### DIRECTIVE
From the entries that follow, pick out all lines holding "Kronobergs".

### DATA LISTING
-=-=-
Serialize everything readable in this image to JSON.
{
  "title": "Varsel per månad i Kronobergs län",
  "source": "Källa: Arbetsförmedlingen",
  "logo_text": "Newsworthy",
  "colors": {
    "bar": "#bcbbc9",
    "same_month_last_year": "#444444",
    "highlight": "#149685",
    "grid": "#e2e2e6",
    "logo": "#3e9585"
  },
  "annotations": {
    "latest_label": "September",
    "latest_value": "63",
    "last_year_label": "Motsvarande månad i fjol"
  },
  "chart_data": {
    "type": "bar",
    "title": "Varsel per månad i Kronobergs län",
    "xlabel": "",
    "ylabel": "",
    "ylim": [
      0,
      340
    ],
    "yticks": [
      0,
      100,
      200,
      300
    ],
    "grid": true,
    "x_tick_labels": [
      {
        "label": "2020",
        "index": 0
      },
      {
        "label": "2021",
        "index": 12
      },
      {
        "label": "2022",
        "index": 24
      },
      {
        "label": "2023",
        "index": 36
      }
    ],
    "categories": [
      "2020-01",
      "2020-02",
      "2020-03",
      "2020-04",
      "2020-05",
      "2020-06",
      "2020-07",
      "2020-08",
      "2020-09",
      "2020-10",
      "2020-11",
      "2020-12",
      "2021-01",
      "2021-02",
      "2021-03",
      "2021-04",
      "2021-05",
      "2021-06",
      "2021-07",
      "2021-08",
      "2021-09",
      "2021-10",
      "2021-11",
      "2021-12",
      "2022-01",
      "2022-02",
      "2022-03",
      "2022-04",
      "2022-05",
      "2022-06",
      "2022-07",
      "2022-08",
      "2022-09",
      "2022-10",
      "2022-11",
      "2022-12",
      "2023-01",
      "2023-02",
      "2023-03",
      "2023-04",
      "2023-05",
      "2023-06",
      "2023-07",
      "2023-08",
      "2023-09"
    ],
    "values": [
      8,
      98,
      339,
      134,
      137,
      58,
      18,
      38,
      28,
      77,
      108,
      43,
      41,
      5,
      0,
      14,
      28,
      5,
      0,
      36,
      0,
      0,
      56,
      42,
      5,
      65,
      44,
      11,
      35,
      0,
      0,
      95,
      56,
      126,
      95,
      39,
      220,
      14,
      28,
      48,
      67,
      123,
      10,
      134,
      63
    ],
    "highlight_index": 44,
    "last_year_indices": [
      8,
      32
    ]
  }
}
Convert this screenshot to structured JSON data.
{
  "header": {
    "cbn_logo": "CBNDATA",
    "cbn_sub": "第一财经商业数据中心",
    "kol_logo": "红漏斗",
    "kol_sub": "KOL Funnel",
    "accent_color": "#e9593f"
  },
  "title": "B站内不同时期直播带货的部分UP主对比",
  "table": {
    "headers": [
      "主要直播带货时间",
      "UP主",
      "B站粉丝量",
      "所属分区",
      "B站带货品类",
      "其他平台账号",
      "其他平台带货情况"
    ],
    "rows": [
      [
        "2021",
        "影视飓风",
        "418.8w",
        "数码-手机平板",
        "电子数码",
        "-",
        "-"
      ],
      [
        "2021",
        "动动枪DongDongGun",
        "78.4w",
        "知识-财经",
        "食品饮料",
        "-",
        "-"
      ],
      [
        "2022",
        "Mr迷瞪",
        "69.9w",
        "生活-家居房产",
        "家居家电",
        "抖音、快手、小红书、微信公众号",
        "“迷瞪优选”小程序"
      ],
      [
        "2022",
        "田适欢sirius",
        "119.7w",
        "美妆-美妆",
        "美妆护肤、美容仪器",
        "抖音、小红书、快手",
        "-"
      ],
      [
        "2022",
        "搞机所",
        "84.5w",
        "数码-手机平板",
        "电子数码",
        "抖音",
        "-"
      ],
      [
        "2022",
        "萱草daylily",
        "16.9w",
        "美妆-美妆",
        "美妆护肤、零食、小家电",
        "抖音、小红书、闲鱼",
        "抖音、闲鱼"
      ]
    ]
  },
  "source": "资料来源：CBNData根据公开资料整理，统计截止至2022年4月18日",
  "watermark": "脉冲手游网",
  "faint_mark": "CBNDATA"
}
-=-=-
### OUTPUT BELOW
  "title": "Varsel per månad i Kronobergs län",
    "title": "Varsel per månad i Kronobergs län",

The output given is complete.